§ To be done:
Reproduce the listing below without any change.

§ Data listing:
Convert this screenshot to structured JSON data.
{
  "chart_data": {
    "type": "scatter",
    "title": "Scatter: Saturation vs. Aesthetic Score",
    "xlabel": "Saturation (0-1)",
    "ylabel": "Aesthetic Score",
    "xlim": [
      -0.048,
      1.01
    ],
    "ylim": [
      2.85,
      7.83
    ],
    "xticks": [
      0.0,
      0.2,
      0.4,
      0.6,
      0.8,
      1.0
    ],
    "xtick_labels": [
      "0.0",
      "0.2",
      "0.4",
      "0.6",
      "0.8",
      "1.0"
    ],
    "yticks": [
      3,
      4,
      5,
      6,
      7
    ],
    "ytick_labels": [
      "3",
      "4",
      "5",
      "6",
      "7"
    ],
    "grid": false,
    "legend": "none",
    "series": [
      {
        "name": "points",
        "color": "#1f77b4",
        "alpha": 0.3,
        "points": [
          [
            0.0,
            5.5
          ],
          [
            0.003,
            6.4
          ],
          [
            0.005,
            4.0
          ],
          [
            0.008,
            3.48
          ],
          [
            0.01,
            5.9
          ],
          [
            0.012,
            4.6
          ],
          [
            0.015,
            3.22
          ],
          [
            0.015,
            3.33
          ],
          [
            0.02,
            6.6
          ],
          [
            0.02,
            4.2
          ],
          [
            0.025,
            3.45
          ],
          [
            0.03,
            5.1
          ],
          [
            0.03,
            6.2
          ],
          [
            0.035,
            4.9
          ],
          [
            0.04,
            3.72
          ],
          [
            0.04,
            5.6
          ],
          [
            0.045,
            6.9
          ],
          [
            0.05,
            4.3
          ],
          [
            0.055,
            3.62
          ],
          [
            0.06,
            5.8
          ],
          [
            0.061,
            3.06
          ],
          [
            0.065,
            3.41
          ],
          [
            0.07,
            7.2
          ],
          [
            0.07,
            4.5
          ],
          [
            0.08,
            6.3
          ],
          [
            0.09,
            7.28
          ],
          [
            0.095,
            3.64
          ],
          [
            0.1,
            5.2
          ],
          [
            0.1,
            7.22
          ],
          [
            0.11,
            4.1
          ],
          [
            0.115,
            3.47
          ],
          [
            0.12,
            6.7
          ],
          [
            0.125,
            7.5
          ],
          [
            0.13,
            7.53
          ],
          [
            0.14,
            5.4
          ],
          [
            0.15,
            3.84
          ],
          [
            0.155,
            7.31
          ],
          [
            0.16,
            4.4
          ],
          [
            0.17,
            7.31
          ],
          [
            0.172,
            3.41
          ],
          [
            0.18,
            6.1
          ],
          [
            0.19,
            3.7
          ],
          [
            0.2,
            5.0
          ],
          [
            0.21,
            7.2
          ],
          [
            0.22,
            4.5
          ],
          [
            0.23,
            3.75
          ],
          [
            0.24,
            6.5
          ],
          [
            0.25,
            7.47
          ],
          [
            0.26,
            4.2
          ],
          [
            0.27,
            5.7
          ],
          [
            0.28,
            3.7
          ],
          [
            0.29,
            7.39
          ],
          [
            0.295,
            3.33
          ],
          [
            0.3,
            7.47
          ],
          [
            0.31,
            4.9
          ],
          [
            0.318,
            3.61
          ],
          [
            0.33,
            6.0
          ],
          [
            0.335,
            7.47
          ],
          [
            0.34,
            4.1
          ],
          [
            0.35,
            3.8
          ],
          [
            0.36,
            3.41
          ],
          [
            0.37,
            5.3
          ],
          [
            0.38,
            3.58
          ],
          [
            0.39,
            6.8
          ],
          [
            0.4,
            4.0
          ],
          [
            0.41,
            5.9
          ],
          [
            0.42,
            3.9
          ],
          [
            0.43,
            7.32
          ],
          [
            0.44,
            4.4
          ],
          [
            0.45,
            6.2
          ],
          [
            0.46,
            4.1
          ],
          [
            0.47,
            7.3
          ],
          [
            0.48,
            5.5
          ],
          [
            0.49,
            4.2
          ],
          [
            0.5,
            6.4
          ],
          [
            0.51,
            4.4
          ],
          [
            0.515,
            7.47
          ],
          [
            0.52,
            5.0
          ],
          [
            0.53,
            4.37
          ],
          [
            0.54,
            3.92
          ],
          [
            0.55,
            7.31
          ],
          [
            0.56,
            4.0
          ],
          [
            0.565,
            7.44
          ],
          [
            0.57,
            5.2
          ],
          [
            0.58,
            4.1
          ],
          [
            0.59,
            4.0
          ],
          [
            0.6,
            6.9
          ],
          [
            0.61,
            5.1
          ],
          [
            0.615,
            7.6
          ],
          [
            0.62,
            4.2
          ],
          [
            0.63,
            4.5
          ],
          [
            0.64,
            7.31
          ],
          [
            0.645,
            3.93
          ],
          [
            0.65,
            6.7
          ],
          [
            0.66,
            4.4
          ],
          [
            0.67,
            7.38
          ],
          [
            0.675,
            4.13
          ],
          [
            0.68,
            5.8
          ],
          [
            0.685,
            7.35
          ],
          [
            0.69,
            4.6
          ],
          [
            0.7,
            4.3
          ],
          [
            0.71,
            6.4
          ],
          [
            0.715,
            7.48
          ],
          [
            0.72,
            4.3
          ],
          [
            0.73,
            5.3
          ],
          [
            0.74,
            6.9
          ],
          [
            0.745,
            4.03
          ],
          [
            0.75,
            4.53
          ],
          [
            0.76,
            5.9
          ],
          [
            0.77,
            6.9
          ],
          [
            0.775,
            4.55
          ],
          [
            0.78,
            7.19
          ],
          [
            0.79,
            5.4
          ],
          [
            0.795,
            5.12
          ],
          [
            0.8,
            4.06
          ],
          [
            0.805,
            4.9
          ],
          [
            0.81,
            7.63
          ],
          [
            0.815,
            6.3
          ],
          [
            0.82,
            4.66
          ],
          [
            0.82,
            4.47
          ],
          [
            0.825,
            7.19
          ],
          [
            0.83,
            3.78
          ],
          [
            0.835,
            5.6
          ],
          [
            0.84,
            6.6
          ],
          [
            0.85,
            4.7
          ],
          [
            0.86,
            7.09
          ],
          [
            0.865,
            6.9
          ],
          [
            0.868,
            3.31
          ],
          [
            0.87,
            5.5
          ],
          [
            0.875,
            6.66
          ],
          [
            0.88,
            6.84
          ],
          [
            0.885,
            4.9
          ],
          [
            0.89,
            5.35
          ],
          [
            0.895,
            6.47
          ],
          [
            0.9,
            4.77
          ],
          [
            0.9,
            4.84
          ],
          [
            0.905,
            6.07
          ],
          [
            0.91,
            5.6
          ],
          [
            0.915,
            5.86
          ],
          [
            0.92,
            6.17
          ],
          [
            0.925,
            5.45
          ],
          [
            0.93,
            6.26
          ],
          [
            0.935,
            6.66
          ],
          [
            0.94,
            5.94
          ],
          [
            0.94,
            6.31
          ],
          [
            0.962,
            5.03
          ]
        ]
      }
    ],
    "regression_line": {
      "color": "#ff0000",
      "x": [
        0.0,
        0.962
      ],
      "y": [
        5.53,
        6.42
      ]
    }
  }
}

§ Expected answer:
Convert this screenshot to structured JSON data.
{
  "chart_data": {
    "type": "scatter",
    "title": "Scatter: Saturation vs. Aesthetic Score",
    "xlabel": "Saturation (0-1)",
    "ylabel": "Aesthetic Score",
    "xlim": [
      -0.048,
      1.01
    ],
    "ylim": [
      2.85,
      7.83
    ],
    "xticks": [
      0.0,
      0.2,
      0.4,
      0.6,
      0.8,
      1.0
    ],
    "xtick_labels": [
      "0.0",
      "0.2",
      "0.4",
      "0.6",
      "0.8",
      "1.0"
    ],
    "yticks": [
      3,
      4,
      5,
      6,
      7
    ],
    "ytick_labels": [
      "3",
      "4",
      "5",
      "6",
      "7"
    ],
    "grid": false,
    "legend": "none",
    "series": [
      {
        "name": "points",
        "color": "#1f77b4",
        "alpha": 0.3,
        "points": [
          [
            0.0,
            5.5
          ],
          [
            0.003,
            6.4
          ],
          [
            0.005,
            4.0
          ],
          [
            0.008,
            3.48
          ],
          [
            0.01,
            5.9
          ],
          [
            0.012,
            4.6
          ],
          [
            0.015,
            3.22
          ],
          [
            0.015,
            3.33
          ],
          [
            0.02,
            6.6
          ],
          [
            0.02,
            4.2
          ],
          [
            0.025,
            3.45
          ],
          [
            0.03,
            5.1
          ],
          [
            0.03,
            6.2
          ],
          [
            0.035,
            4.9
          ],
          [
            0.04,
            3.72
          ],
          [
            0.04,
            5.6
          ],
          [
            0.045,
            6.9
          ],
          [
            0.05,
            4.3
          ],
          [
            0.055,
            3.62
          ],
          [
            0.06,
            5.8
          ],
          [
            0.061,
            3.06
          ],
          [
            0.065,
            3.41
          ],
          [
            0.07,
            7.2
          ],
          [
            0.07,
            4.5
          ],
          [
            0.08,
            6.3
          ],
          [
            0.09,
            7.28
          ],
          [
            0.095,
            3.64
          ],
          [
            0.1,
            5.2
          ],
          [
            0.1,
            7.22
          ],
          [
            0.11,
            4.1
          ],
          [
            0.115,
            3.47
          ],
          [
            0.12,
            6.7
          ],
          [
            0.125,
            7.5
          ],
          [
            0.13,
            7.53
          ],
          [
            0.14,
            5.4
          ],
          [
            0.15,
            3.84
          ],
          [
            0.155,
            7.31
          ],
          [
            0.16,
            4.4
          ],
          [
            0.17,
            7.31
          ],
          [
            0.172,
            3.41
          ],
          [
            0.18,
            6.1
          ],
          [
            0.19,
            3.7
          ],
          [
            0.2,
            5.0
          ],
          [
            0.21,
            7.2
          ],
          [
            0.22,
            4.5
          ],
          [
            0.23,
            3.75
          ],
          [
            0.24,
            6.5
          ],
          [
            0.25,
            7.47
          ],
          [
            0.26,
            4.2
          ],
          [
            0.27,
            5.7
          ],
          [
            0.28,
            3.7
          ],
          [
            0.29,
            7.39
          ],
          [
            0.295,
            3.33
          ],
          [
            0.3,
            7.47
          ],
          [
            0.31,
            4.9
          ],
          [
            0.318,
            3.61
          ],
          [
            0.33,
            6.0
          ],
          [
            0.335,
            7.47
          ],
          [
            0.34,
            4.1
          ],
          [
            0.35,
            3.8
          ],
          [
            0.36,
            3.41
          ],
          [
            0.37,
            5.3
          ],
          [
            0.38,
            3.58
          ],
          [
            0.39,
            6.8
          ],
          [
            0.4,
            4.0
          ],
          [
            0.41,
            5.9
          ],
          [
            0.42,
            3.9
          ],
          [
            0.43,
            7.32
          ],
          [
            0.44,
            4.4
          ],
          [
            0.45,
            6.2
          ],
          [
            0.46,
            4.1
          ],
          [
            0.47,
            7.3
          ],
          [
            0.48,
            5.5
          ],
          [
            0.49,
            4.2
          ],
          [
            0.5,
            6.4
          ],
          [
            0.51,
            4.4
          ],
          [
            0.515,
            7.47
          ],
          [
            0.52,
            5.0
          ],
          [
            0.53,
            4.37
          ],
          [
            0.54,
            3.92
          ],
          [
            0.55,
            7.31
          ],
          [
            0.56,
            4.0
          ],
          [
            0.565,
            7.44
          ],
          [
            0.57,
            5.2
          ],
          [
            0.58,
            4.1
          ],
          [
            0.59,
            4.0
          ],
          [
            0.6,
            6.9
          ],
          [
            0.61,
            5.1
          ],
          [
            0.615,
            7.6
          ],
          [
            0.62,
            4.2
          ],
          [
            0.63,
            4.5
          ],
          [
            0.64,
            7.31
          ],
          [
            0.645,
            3.93
          ],
          [
            0.65,
            6.7
          ],
          [
            0.66,
            4.4
          ],
          [
            0.67,
            7.38
          ],
          [
            0.675,
            4.13
          ],
          [
            0.68,
            5.8
          ],
          [
            0.685,
            7.35
          ],
          [
            0.69,
            4.6
          ],
          [
            0.7,
            4.3
          ],
          [
            0.71,
            6.4
          ],
          [
            0.715,
            7.48
          ],
          [
            0.72,
            4.3
          ],
          [
            0.73,
            5.3
          ],
          [
            0.74,
            6.9
          ],
          [
            0.745,
            4.03
          ],
          [
            0.75,
            4.53
          ],
          [
            0.76,
            5.9
          ],
          [
            0.77,
            6.9
          ],
          [
            0.775,
            4.55
          ],
          [
            0.78,
            7.19
          ],
          [
            0.79,
            5.4
          ],
          [
            0.795,
            5.12
          ],
          [
            0.8,
            4.06
          ],
          [
            0.805,
            4.9
          ],
          [
            0.81,
            7.63
          ],
          [
            0.815,
            6.3
          ],
          [
            0.82,
            4.66
          ],
          [
            0.82,
            4.47
          ],
          [
            0.825,
            7.19
          ],
          [
            0.83,
            3.78
          ],
          [
            0.835,
            5.6
          ],
          [
            0.84,
            6.6
          ],
          [
            0.85,
            4.7
          ],
          [
            0.86,
            7.09
          ],
          [
            0.865,
            6.9
          ],
          [
            0.868,
            3.31
          ],
          [
            0.87,
            5.5
          ],
          [
            0.875,
            6.66
          ],
          [
            0.88,
            6.84
          ],
          [
            0.885,
            4.9
          ],
          [
            0.89,
            5.35
          ],
          [
            0.895,
            6.47
          ],
          [
            0.9,
            4.77
          ],
          [
            0.9,
            4.84
          ],
          [
            0.905,
            6.07
          ],
          [
            0.91,
            5.6
          ],
          [
            0.915,
            5.86
          ],
          [
            0.92,
            6.17
          ],
          [
            0.925,
            5.45
          ],
          [
            0.93,
            6.26
          ],
          [
            0.935,
            6.66
          ],
          [
            0.94,
            5.94
          ],
          [
            0.94,
            6.31
          ],
          [
            0.962,
            5.03
          ]
        ]
      }
    ],
    "regression_line": {
      "color": "#ff0000",
      "x": [
        0.0,
        0.962
      ],
      "y": [
        5.53,
        6.42
      ]
    }
  }
}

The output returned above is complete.